(Records from a data collection)
>> Begin

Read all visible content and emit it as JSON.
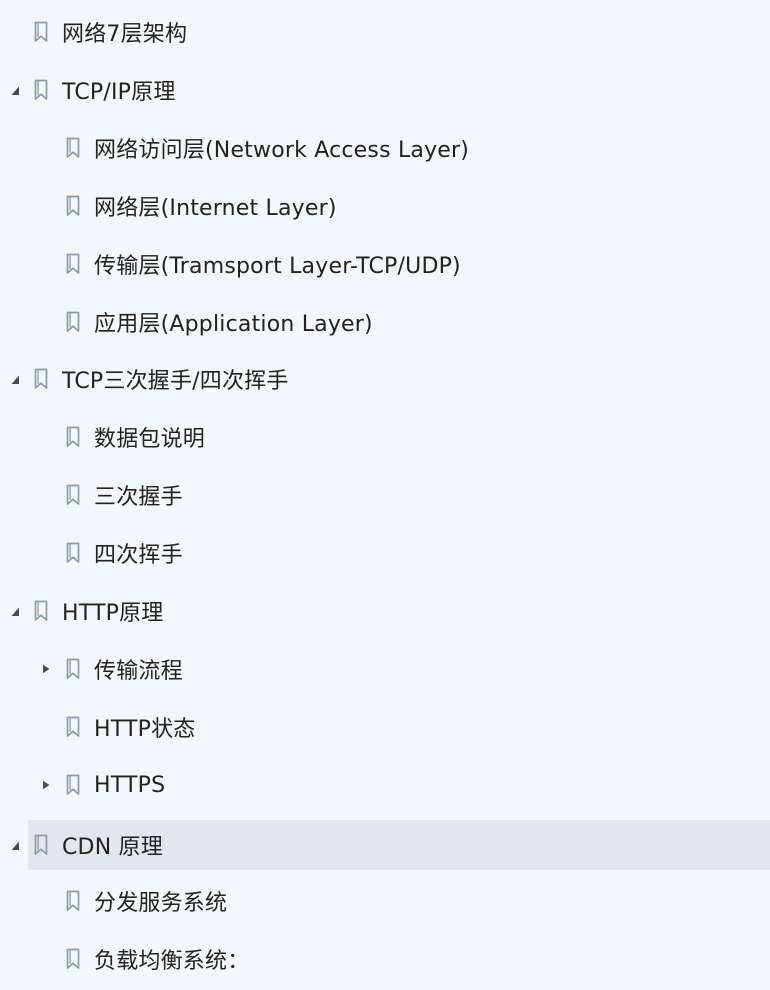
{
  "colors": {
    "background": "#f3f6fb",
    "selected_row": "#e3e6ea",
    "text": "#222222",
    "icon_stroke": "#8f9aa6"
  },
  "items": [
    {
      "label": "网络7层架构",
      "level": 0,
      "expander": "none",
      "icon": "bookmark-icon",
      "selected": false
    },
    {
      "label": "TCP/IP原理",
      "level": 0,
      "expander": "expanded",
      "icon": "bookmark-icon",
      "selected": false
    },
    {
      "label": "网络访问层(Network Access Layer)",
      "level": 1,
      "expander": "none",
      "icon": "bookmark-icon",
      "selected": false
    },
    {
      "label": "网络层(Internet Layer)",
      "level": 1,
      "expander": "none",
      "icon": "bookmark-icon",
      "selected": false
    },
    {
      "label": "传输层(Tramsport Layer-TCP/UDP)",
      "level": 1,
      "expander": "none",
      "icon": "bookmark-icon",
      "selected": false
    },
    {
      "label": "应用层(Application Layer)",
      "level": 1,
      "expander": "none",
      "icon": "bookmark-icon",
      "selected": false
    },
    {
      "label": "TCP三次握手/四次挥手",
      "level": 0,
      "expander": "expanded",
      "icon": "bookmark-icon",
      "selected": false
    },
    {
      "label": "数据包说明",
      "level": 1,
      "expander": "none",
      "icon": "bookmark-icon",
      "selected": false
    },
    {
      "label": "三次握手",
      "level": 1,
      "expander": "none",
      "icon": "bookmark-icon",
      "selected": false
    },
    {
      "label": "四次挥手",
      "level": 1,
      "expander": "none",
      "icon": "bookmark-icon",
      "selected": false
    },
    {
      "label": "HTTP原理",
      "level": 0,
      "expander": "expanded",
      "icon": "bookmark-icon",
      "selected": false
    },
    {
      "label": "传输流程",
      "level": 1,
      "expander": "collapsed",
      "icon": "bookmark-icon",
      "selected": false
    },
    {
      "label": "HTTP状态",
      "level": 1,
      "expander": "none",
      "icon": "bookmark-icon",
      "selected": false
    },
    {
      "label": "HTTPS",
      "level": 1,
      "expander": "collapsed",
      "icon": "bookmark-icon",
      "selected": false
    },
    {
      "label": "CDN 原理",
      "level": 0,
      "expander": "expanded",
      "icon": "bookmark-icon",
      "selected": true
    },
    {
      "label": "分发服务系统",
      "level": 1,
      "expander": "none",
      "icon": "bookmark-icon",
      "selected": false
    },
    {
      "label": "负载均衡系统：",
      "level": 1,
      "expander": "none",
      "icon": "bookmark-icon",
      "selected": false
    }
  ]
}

>> End
>> Begin

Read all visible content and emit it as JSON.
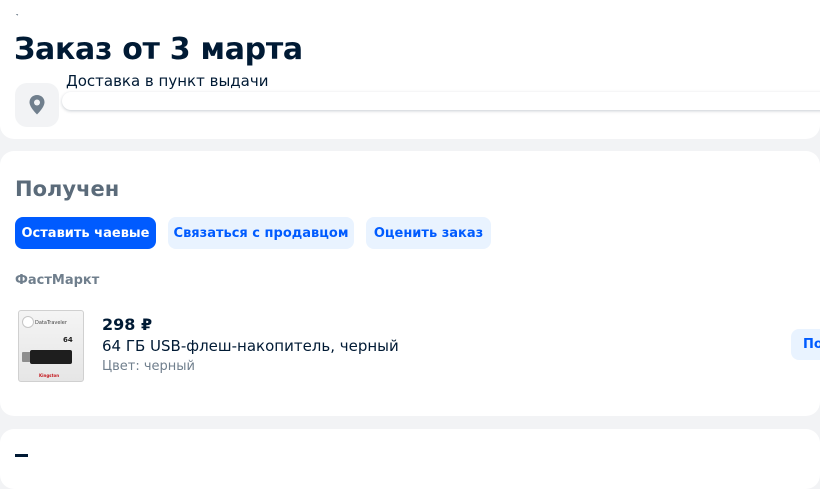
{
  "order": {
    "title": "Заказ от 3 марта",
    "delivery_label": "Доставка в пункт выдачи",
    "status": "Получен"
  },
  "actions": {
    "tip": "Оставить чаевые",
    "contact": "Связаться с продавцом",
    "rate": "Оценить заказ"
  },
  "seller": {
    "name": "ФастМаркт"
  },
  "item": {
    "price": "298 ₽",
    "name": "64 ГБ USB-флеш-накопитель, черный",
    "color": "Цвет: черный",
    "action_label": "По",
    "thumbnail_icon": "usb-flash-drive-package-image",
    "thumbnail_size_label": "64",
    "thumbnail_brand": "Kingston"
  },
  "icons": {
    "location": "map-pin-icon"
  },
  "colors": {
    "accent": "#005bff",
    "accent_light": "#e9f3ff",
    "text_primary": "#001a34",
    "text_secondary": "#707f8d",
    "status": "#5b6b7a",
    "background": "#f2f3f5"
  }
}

>> End

For each line of the listing that holds the word "черный", show that line.

    "name": "64 ГБ USB-флеш-накопитель, черный",
    "color": "Цвет: черный",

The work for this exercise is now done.